_Input data_.
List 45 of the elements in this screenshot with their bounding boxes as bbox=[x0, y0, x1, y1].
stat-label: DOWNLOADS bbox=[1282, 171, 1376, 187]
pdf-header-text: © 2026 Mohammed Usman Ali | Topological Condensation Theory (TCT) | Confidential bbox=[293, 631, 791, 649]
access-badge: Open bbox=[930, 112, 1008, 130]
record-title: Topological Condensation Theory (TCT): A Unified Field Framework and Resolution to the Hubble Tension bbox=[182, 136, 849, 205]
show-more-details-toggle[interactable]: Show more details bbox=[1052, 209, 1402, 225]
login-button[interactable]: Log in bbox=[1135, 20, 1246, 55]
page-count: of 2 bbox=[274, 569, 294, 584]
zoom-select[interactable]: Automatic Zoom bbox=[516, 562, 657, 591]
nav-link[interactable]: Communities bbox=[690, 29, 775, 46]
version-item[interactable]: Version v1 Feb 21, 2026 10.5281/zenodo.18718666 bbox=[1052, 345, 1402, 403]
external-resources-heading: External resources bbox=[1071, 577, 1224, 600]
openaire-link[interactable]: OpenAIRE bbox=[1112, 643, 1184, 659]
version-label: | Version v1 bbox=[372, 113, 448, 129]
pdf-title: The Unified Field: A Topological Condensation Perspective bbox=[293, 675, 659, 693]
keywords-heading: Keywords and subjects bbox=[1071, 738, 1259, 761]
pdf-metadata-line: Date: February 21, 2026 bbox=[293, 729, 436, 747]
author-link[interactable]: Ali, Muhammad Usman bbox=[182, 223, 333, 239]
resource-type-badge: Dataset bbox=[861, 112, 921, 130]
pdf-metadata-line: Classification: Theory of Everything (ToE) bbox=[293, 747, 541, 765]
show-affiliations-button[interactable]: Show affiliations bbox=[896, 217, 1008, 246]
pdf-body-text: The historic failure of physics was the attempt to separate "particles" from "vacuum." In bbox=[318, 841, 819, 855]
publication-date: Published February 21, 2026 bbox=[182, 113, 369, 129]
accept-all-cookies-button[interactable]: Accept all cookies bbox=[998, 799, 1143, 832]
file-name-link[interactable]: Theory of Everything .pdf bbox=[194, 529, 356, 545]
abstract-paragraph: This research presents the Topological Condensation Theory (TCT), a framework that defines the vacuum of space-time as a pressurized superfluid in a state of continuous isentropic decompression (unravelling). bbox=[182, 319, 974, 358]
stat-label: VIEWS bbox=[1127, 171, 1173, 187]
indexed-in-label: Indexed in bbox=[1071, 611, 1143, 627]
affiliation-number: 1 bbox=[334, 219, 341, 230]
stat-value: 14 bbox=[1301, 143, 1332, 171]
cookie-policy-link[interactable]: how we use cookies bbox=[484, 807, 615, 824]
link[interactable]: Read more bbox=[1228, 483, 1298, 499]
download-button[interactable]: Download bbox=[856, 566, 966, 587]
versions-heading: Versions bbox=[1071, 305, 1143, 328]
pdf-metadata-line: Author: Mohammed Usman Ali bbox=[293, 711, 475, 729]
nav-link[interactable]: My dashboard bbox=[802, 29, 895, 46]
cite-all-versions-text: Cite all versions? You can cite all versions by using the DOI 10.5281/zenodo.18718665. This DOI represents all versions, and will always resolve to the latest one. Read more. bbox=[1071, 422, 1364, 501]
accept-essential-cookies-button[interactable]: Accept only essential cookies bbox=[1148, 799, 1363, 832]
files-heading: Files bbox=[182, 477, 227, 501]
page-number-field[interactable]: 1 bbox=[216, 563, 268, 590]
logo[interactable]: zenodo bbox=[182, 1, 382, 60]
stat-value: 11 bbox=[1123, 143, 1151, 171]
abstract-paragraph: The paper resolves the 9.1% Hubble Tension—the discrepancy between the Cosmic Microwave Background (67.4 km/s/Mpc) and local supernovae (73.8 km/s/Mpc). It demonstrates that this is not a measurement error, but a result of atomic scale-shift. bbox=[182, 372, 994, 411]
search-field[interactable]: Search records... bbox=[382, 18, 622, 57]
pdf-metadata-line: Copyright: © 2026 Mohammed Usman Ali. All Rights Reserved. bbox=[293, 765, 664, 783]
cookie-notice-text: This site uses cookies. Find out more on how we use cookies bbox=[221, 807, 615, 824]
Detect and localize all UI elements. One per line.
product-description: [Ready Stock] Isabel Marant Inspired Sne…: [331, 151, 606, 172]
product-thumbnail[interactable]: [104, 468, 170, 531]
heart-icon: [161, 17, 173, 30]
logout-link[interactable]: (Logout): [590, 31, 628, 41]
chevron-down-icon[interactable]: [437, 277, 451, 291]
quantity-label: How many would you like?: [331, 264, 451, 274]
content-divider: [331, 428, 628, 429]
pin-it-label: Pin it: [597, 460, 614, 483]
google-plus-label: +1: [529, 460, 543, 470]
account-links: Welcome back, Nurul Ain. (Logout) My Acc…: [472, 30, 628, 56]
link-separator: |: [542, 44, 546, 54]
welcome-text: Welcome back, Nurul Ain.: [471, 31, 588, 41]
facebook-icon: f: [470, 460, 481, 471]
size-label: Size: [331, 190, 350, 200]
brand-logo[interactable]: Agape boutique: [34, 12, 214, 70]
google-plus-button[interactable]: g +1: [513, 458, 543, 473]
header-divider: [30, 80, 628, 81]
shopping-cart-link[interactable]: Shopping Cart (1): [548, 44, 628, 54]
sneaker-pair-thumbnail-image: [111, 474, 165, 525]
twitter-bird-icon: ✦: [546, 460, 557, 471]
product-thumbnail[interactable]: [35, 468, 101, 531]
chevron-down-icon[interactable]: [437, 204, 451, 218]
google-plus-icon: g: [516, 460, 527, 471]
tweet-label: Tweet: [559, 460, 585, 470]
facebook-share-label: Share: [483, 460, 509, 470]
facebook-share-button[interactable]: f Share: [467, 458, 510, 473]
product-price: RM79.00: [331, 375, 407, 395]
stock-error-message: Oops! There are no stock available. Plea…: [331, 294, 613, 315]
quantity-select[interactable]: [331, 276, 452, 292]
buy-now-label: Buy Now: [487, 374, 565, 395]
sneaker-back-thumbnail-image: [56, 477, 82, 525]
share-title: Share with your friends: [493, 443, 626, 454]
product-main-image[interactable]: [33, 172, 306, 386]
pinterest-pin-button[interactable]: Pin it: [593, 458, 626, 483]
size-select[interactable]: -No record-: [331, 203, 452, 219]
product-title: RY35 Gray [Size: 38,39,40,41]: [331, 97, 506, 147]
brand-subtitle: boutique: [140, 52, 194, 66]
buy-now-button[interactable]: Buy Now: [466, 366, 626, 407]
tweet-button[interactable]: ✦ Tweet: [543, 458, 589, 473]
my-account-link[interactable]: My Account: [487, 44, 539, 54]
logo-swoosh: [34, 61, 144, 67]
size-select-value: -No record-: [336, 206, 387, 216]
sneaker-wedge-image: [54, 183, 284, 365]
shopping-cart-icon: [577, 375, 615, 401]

_Task details_.
Reproduce every line of the items above, word for word, without altering any character.

_In response_.
List 45 of the elements in this screenshot with their bounding boxes as bbox=[x0, y0, x1, y1].
stat-label: DOWNLOADS bbox=[1282, 171, 1376, 187]
pdf-header-text: © 2026 Mohammed Usman Ali | Topological Condensation Theory (TCT) | Confidential bbox=[293, 631, 791, 649]
access-badge: Open bbox=[930, 112, 1008, 130]
record-title: Topological Condensation Theory (TCT): A Unified Field Framework and Resolution to the Hubble Tension bbox=[182, 136, 849, 205]
show-more-details-toggle[interactable]: Show more details bbox=[1052, 209, 1402, 225]
login-button[interactable]: Log in bbox=[1135, 20, 1246, 55]
page-count: of 2 bbox=[274, 569, 294, 584]
zoom-select[interactable]: Automatic Zoom bbox=[516, 562, 657, 591]
nav-link[interactable]: Communities bbox=[690, 29, 775, 46]
version-item[interactable]: Version v1 Feb 21, 2026 10.5281/zenodo.18718666 bbox=[1052, 345, 1402, 403]
external-resources-heading: External resources bbox=[1071, 577, 1224, 600]
openaire-link[interactable]: OpenAIRE bbox=[1112, 643, 1184, 659]
version-label: | Version v1 bbox=[372, 113, 448, 129]
pdf-title: The Unified Field: A Topological Condensation Perspective bbox=[293, 675, 659, 693]
keywords-heading: Keywords and subjects bbox=[1071, 738, 1259, 761]
pdf-metadata-line: Date: February 21, 2026 bbox=[293, 729, 436, 747]
author-link[interactable]: Ali, Muhammad Usman bbox=[182, 223, 333, 239]
resource-type-badge: Dataset bbox=[861, 112, 921, 130]
pdf-metadata-line: Classification: Theory of Everything (ToE) bbox=[293, 747, 541, 765]
show-affiliations-button[interactable]: Show affiliations bbox=[896, 217, 1008, 246]
pdf-body-text: The historic failure of physics was the attempt to separate "particles" from "vacuum." In bbox=[318, 841, 819, 855]
publication-date: Published February 21, 2026 bbox=[182, 113, 369, 129]
accept-all-cookies-button[interactable]: Accept all cookies bbox=[998, 799, 1143, 832]
file-name-link[interactable]: Theory of Everything .pdf bbox=[194, 529, 356, 545]
abstract-paragraph: This research presents the Topological Condensation Theory (TCT), a framework that defines the vacuum of space-time as a pressurized superfluid in a state of continuous isentropic decompression (unravelling). bbox=[182, 319, 974, 358]
stat-label: VIEWS bbox=[1127, 171, 1173, 187]
indexed-in-label: Indexed in bbox=[1071, 611, 1143, 627]
affiliation-number: 1 bbox=[334, 219, 341, 230]
stat-value: 14 bbox=[1301, 143, 1332, 171]
cookie-policy-link[interactable]: how we use cookies bbox=[484, 807, 615, 824]
link[interactable]: Read more bbox=[1228, 483, 1298, 499]
download-button[interactable]: Download bbox=[856, 566, 966, 587]
versions-heading: Versions bbox=[1071, 305, 1143, 328]
pdf-metadata-line: Author: Mohammed Usman Ali bbox=[293, 711, 475, 729]
nav-link[interactable]: My dashboard bbox=[802, 29, 895, 46]
cite-all-versions-text: Cite all versions? You can cite all versions by using the DOI 10.5281/zenodo.18718665. This DOI represents all versions, and will always resolve to the latest one. Read more. bbox=[1071, 422, 1364, 501]
accept-essential-cookies-button[interactable]: Accept only essential cookies bbox=[1148, 799, 1363, 832]
files-heading: Files bbox=[182, 477, 227, 501]
page-number-field[interactable]: 1 bbox=[216, 563, 268, 590]
logo[interactable]: zenodo bbox=[182, 1, 382, 60]
stat-value: 11 bbox=[1123, 143, 1151, 171]
abstract-paragraph: The paper resolves the 9.1% Hubble Tension—the discrepancy between the Cosmic Microwave Background (67.4 km/s/Mpc) and local supernovae (73.8 km/s/Mpc). It demonstrates that this is not a measurement error, but a result of atomic scale-shift. bbox=[182, 372, 994, 411]
search-field[interactable]: Search records... bbox=[382, 18, 622, 57]
pdf-metadata-line: Copyright: © 2026 Mohammed Usman Ali. All Rights Reserved. bbox=[293, 765, 664, 783]
cookie-notice-text: This site uses cookies. Find out more on how we use cookies bbox=[221, 807, 615, 824]
Detect and localize all UI elements. One per line.
product-description: [Ready Stock] Isabel Marant Inspired Sne…: [331, 151, 606, 172]
product-thumbnail[interactable]: [104, 468, 170, 531]
heart-icon: [161, 17, 173, 30]
logout-link[interactable]: (Logout): [590, 31, 628, 41]
chevron-down-icon[interactable]: [437, 277, 451, 291]
quantity-label: How many would you like?: [331, 264, 451, 274]
content-divider: [331, 428, 628, 429]
pin-it-label: Pin it: [597, 460, 614, 483]
google-plus-label: +1: [529, 460, 543, 470]
account-links: Welcome back, Nurul Ain. (Logout) My Acc…: [472, 30, 628, 56]
link-separator: |: [542, 44, 546, 54]
welcome-text: Welcome back, Nurul Ain.: [471, 31, 588, 41]
facebook-icon: f: [470, 460, 481, 471]
size-label: Size: [331, 190, 350, 200]
brand-logo[interactable]: Agape boutique: [34, 12, 214, 70]
google-plus-button[interactable]: g +1: [513, 458, 543, 473]
header-divider: [30, 80, 628, 81]
shopping-cart-link[interactable]: Shopping Cart (1): [548, 44, 628, 54]
sneaker-pair-thumbnail-image: [111, 474, 165, 525]
twitter-bird-icon: ✦: [546, 460, 557, 471]
product-thumbnail[interactable]: [35, 468, 101, 531]
chevron-down-icon[interactable]: [437, 204, 451, 218]
google-plus-icon: g: [516, 460, 527, 471]
tweet-label: Tweet: [559, 460, 585, 470]
facebook-share-label: Share: [483, 460, 509, 470]
facebook-share-button[interactable]: f Share: [467, 458, 510, 473]
product-price: RM79.00: [331, 375, 407, 395]
stock-error-message: Oops! There are no stock available. Plea…: [331, 294, 613, 315]
quantity-select[interactable]: [331, 276, 452, 292]
buy-now-label: Buy Now: [487, 374, 565, 395]
sneaker-back-thumbnail-image: [56, 477, 82, 525]
share-title: Share with your friends: [493, 443, 626, 454]
product-main-image[interactable]: [33, 172, 306, 386]
pinterest-pin-button[interactable]: Pin it: [593, 458, 626, 483]
size-select[interactable]: -No record-: [331, 203, 452, 219]
product-title: RY35 Gray [Size: 38,39,40,41]: [331, 97, 506, 147]
brand-subtitle: boutique: [140, 52, 194, 66]
buy-now-button[interactable]: Buy Now: [466, 366, 626, 407]
tweet-button[interactable]: ✦ Tweet: [543, 458, 589, 473]
my-account-link[interactable]: My Account: [487, 44, 539, 54]
logo-swoosh: [34, 61, 144, 67]
size-select-value: -No record-: [336, 206, 387, 216]
sneaker-wedge-image: [54, 183, 284, 365]
shopping-cart-icon: [577, 375, 615, 401]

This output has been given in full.